• _Provided records_

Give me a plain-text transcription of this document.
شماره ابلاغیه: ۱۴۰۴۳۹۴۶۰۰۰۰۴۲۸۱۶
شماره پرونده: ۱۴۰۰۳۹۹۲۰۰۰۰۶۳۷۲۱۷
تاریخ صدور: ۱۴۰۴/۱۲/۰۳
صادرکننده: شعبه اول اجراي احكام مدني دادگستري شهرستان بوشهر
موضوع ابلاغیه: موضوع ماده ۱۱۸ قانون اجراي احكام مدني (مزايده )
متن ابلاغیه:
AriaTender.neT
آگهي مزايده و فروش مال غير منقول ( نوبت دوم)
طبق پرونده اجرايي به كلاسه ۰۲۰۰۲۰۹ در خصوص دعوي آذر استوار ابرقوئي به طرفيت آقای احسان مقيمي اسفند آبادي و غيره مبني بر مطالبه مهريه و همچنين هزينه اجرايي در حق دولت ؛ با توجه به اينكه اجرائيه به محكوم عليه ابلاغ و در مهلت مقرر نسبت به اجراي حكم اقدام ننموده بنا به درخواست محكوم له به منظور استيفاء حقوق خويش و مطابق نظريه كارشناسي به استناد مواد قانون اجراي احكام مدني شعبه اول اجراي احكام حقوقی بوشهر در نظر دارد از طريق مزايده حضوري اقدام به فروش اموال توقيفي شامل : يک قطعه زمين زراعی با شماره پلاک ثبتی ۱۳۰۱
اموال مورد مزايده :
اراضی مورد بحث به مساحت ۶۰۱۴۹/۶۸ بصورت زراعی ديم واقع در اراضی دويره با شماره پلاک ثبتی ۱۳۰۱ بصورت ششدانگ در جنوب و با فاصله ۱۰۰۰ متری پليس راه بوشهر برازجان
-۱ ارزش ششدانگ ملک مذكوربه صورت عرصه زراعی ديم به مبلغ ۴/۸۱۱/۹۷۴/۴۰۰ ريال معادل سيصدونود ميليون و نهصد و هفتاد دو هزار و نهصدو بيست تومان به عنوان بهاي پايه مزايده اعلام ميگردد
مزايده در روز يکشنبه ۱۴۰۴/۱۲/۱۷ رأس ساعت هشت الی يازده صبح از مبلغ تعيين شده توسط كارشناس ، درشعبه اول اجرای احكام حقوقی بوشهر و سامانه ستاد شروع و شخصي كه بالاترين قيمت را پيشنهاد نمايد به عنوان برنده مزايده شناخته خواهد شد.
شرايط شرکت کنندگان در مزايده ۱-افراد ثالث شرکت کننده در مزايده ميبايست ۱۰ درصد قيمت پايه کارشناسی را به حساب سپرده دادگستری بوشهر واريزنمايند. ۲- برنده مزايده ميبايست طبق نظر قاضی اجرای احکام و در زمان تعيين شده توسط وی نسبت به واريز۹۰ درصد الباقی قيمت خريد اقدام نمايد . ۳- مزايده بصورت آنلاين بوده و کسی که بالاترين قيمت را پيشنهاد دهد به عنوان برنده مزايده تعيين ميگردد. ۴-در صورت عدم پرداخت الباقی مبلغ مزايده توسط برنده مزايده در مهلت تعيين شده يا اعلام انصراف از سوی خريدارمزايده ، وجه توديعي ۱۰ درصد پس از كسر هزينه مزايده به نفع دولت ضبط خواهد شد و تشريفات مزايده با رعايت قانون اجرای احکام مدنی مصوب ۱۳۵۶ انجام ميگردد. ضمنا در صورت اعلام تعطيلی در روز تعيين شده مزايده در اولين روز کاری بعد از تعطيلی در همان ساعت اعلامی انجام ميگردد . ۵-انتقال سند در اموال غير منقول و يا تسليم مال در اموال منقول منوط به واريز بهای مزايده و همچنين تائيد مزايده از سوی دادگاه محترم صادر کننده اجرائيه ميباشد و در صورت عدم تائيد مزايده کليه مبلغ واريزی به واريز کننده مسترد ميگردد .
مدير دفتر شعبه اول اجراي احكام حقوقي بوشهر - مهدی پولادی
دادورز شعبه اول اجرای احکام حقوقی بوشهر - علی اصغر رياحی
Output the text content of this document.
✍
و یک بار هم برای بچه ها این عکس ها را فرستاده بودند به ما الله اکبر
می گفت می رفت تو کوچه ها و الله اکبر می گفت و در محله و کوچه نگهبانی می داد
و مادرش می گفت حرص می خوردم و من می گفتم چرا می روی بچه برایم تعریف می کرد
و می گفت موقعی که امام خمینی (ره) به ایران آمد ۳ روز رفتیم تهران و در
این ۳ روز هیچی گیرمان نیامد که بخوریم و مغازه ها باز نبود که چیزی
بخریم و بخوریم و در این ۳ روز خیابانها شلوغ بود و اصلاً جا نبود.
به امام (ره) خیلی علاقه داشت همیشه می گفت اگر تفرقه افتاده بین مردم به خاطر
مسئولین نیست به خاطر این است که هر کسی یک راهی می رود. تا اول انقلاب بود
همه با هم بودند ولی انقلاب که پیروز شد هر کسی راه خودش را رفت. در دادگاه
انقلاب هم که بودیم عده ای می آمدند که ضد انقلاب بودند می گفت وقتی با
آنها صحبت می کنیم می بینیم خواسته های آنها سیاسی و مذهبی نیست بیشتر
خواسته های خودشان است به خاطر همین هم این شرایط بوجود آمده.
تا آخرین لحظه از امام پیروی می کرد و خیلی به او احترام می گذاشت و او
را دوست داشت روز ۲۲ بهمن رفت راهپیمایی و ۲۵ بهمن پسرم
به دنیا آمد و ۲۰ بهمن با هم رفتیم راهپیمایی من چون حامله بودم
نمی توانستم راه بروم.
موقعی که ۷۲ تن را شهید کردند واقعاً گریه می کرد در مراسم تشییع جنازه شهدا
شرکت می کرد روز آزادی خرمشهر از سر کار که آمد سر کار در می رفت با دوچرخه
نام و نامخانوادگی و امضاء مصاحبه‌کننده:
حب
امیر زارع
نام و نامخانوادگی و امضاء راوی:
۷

• _What is needed_
Restate the listing in full, word for word.

• _Result below_
Give me a plain-text transcription of this document.
شماره ابلاغیه: ۱۴۰۴۳۹۴۶۰۰۰۰۴۲۸۱۶
شماره پرونده: ۱۴۰۰۳۹۹۲۰۰۰۰۶۳۷۲۱۷
تاریخ صدور: ۱۴۰۴/۱۲/۰۳
صادرکننده: شعبه اول اجراي احكام مدني دادگستري شهرستان بوشهر
موضوع ابلاغیه: موضوع ماده ۱۱۸ قانون اجراي احكام مدني (مزايده )
متن ابلاغیه:
AriaTender.neT
آگهي مزايده و فروش مال غير منقول ( نوبت دوم)
طبق پرونده اجرايي به كلاسه ۰۲۰۰۲۰۹ در خصوص دعوي آذر استوار ابرقوئي به طرفيت آقای احسان مقيمي اسفند آبادي و غيره مبني بر مطالبه مهريه و همچنين هزينه اجرايي در حق دولت ؛ با توجه به اينكه اجرائيه به محكوم عليه ابلاغ و در مهلت مقرر نسبت به اجراي حكم اقدام ننموده بنا به درخواست محكوم له به منظور استيفاء حقوق خويش و مطابق نظريه كارشناسي به استناد مواد قانون اجراي احكام مدني شعبه اول اجراي احكام حقوقی بوشهر در نظر دارد از طريق مزايده حضوري اقدام به فروش اموال توقيفي شامل : يک قطعه زمين زراعی با شماره پلاک ثبتی ۱۳۰۱
اموال مورد مزايده :
اراضی مورد بحث به مساحت ۶۰۱۴۹/۶۸ بصورت زراعی ديم واقع در اراضی دويره با شماره پلاک ثبتی ۱۳۰۱ بصورت ششدانگ در جنوب و با فاصله ۱۰۰۰ متری پليس راه بوشهر برازجان
-۱ ارزش ششدانگ ملک مذكوربه صورت عرصه زراعی ديم به مبلغ ۴/۸۱۱/۹۷۴/۴۰۰ ريال معادل سيصدونود ميليون و نهصد و هفتاد دو هزار و نهصدو بيست تومان به عنوان بهاي پايه مزايده اعلام ميگردد
مزايده در روز يکشنبه ۱۴۰۴/۱۲/۱۷ رأس ساعت هشت الی يازده صبح از مبلغ تعيين شده توسط كارشناس ، درشعبه اول اجرای احكام حقوقی بوشهر و سامانه ستاد شروع و شخصي كه بالاترين قيمت را پيشنهاد نمايد به عنوان برنده مزايده شناخته خواهد شد.
شرايط شرکت کنندگان در مزايده ۱-افراد ثالث شرکت کننده در مزايده ميبايست ۱۰ درصد قيمت پايه کارشناسی را به حساب سپرده دادگستری بوشهر واريزنمايند. ۲- برنده مزايده ميبايست طبق نظر قاضی اجرای احکام و در زمان تعيين شده توسط وی نسبت به واريز۹۰ درصد الباقی قيمت خريد اقدام نمايد . ۳- مزايده بصورت آنلاين بوده و کسی که بالاترين قيمت را پيشنهاد دهد به عنوان برنده مزايده تعيين ميگردد. ۴-در صورت عدم پرداخت الباقی مبلغ مزايده توسط برنده مزايده در مهلت تعيين شده يا اعلام انصراف از سوی خريدارمزايده ، وجه توديعي ۱۰ درصد پس از كسر هزينه مزايده به نفع دولت ضبط خواهد شد و تشريفات مزايده با رعايت قانون اجرای احکام مدنی مصوب ۱۳۵۶ انجام ميگردد. ضمنا در صورت اعلام تعطيلی در روز تعيين شده مزايده در اولين روز کاری بعد از تعطيلی در همان ساعت اعلامی انجام ميگردد . ۵-انتقال سند در اموال غير منقول و يا تسليم مال در اموال منقول منوط به واريز بهای مزايده و همچنين تائيد مزايده از سوی دادگاه محترم صادر کننده اجرائيه ميباشد و در صورت عدم تائيد مزايده کليه مبلغ واريزی به واريز کننده مسترد ميگردد .
مدير دفتر شعبه اول اجراي احكام حقوقي بوشهر - مهدی پولادی
دادورز شعبه اول اجرای احکام حقوقی بوشهر - علی اصغر رياحی
Output the text content of this document.
✍
و یک بار هم برای بچه ها این عکس ها را فرستاده بودند به ما الله اکبر
می گفت می رفت تو کوچه ها و الله اکبر می گفت و در محله و کوچه نگهبانی می داد
و مادرش می گفت حرص می خوردم و من می گفتم چرا می روی بچه برایم تعریف می کرد
و می گفت موقعی که امام خمینی (ره) به ایران آمد ۳ روز رفتیم تهران و در
این ۳ روز هیچی گیرمان نیامد که بخوریم و مغازه ها باز نبود که چیزی
بخریم و بخوریم و در این ۳ روز خیابانها شلوغ بود و اصلاً جا نبود.
به امام (ره) خیلی علاقه داشت همیشه می گفت اگر تفرقه افتاده بین مردم به خاطر
مسئولین نیست به خاطر این است که هر کسی یک راهی می رود. تا اول انقلاب بود
همه با هم بودند ولی انقلاب که پیروز شد هر کسی راه خودش را رفت. در دادگاه
انقلاب هم که بودیم عده ای می آمدند که ضد انقلاب بودند می گفت وقتی با
آنها صحبت می کنیم می بینیم خواسته های آنها سیاسی و مذهبی نیست بیشتر
خواسته های خودشان است به خاطر همین هم این شرایط بوجود آمده.
تا آخرین لحظه از امام پیروی می کرد و خیلی به او احترام می گذاشت و او
را دوست داشت روز ۲۲ بهمن رفت راهپیمایی و ۲۵ بهمن پسرم
به دنیا آمد و ۲۰ بهمن با هم رفتیم راهپیمایی من چون حامله بودم
نمی توانستم راه بروم.
موقعی که ۷۲ تن را شهید کردند واقعاً گریه می کرد در مراسم تشییع جنازه شهدا
شرکت می کرد روز آزادی خرمشهر از سر کار که آمد سر کار در می رفت با دوچرخه
نام و نامخانوادگی و امضاء مصاحبه‌کننده:
حب
امیر زارع
نام و نامخانوادگی و امضاء راوی:
۷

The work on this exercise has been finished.